(Figure content listings)
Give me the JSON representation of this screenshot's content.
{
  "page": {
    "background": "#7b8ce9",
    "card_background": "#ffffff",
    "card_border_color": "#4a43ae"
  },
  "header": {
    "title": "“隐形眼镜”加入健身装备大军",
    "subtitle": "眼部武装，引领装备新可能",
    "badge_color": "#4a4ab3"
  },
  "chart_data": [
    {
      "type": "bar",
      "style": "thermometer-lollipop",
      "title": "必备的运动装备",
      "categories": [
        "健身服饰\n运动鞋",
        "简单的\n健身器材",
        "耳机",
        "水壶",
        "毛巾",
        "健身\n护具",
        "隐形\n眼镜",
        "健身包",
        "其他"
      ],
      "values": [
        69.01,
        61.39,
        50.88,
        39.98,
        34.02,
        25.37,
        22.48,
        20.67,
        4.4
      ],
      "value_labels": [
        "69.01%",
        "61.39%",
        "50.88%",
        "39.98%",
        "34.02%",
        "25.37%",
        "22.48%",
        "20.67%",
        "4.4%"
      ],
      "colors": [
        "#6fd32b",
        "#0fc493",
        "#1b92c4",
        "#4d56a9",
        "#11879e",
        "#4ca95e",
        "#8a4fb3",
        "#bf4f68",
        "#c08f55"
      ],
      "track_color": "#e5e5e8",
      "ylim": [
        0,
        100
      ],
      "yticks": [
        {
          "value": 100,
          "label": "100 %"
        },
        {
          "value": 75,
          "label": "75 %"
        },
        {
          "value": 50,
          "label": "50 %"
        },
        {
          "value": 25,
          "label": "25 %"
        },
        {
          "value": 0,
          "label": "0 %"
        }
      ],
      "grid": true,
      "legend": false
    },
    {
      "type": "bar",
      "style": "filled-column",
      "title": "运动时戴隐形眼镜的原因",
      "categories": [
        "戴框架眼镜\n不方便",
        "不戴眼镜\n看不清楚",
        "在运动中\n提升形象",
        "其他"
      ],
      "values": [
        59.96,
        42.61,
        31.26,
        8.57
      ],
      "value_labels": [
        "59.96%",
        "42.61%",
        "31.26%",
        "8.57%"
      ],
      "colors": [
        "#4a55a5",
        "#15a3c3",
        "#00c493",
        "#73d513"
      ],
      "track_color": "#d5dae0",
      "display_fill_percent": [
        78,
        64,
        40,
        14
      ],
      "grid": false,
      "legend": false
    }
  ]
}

▶ AIM
Restate the data above exactly, keeping each word as it stands.

▶ RESULT FOR THIS TASK
Give me the JSON representation of this screenshot's content.
{
  "page": {
    "background": "#7b8ce9",
    "card_background": "#ffffff",
    "card_border_color": "#4a43ae"
  },
  "header": {
    "title": "“隐形眼镜”加入健身装备大军",
    "subtitle": "眼部武装，引领装备新可能",
    "badge_color": "#4a4ab3"
  },
  "chart_data": [
    {
      "type": "bar",
      "style": "thermometer-lollipop",
      "title": "必备的运动装备",
      "categories": [
        "健身服饰\n运动鞋",
        "简单的\n健身器材",
        "耳机",
        "水壶",
        "毛巾",
        "健身\n护具",
        "隐形\n眼镜",
        "健身包",
        "其他"
      ],
      "values": [
        69.01,
        61.39,
        50.88,
        39.98,
        34.02,
        25.37,
        22.48,
        20.67,
        4.4
      ],
      "value_labels": [
        "69.01%",
        "61.39%",
        "50.88%",
        "39.98%",
        "34.02%",
        "25.37%",
        "22.48%",
        "20.67%",
        "4.4%"
      ],
      "colors": [
        "#6fd32b",
        "#0fc493",
        "#1b92c4",
        "#4d56a9",
        "#11879e",
        "#4ca95e",
        "#8a4fb3",
        "#bf4f68",
        "#c08f55"
      ],
      "track_color": "#e5e5e8",
      "ylim": [
        0,
        100
      ],
      "yticks": [
        {
          "value": 100,
          "label": "100 %"
        },
        {
          "value": 75,
          "label": "75 %"
        },
        {
          "value": 50,
          "label": "50 %"
        },
        {
          "value": 25,
          "label": "25 %"
        },
        {
          "value": 0,
          "label": "0 %"
        }
      ],
      "grid": true,
      "legend": false
    },
    {
      "type": "bar",
      "style": "filled-column",
      "title": "运动时戴隐形眼镜的原因",
      "categories": [
        "戴框架眼镜\n不方便",
        "不戴眼镜\n看不清楚",
        "在运动中\n提升形象",
        "其他"
      ],
      "values": [
        59.96,
        42.61,
        31.26,
        8.57
      ],
      "value_labels": [
        "59.96%",
        "42.61%",
        "31.26%",
        "8.57%"
      ],
      "colors": [
        "#4a55a5",
        "#15a3c3",
        "#00c493",
        "#73d513"
      ],
      "track_color": "#d5dae0",
      "display_fill_percent": [
        78,
        64,
        40,
        14
      ],
      "grid": false,
      "legend": false
    }
  ]
}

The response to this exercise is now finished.